> **Given problem**
Return the lines where the word "this" occurs.

##### Exercise input

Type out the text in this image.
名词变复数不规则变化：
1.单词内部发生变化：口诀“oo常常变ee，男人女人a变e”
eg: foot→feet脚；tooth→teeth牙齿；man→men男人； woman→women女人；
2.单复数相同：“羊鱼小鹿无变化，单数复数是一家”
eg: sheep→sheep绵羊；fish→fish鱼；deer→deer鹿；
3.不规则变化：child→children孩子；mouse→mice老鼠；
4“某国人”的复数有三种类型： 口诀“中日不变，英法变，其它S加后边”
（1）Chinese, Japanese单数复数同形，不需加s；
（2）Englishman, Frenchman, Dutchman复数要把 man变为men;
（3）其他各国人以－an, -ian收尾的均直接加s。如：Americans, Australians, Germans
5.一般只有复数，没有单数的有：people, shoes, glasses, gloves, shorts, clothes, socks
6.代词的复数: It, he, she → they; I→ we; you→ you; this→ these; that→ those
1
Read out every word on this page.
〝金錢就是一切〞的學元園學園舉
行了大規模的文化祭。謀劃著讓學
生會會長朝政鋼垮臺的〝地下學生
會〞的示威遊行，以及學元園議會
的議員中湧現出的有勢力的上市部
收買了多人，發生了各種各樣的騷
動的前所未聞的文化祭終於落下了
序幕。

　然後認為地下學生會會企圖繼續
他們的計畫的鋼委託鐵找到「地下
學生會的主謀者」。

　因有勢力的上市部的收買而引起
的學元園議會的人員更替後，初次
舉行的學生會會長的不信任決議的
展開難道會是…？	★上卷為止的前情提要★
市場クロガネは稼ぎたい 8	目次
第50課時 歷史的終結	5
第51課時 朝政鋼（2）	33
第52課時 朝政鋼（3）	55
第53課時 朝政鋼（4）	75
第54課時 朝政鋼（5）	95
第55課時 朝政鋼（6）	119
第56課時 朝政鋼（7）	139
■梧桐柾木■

##########

> **Complete output**
Type out the text in this image.
6.代词的复数: It, he, she → they; I→ we; you→ you; this→ these; that→ those
Read out every word on this page.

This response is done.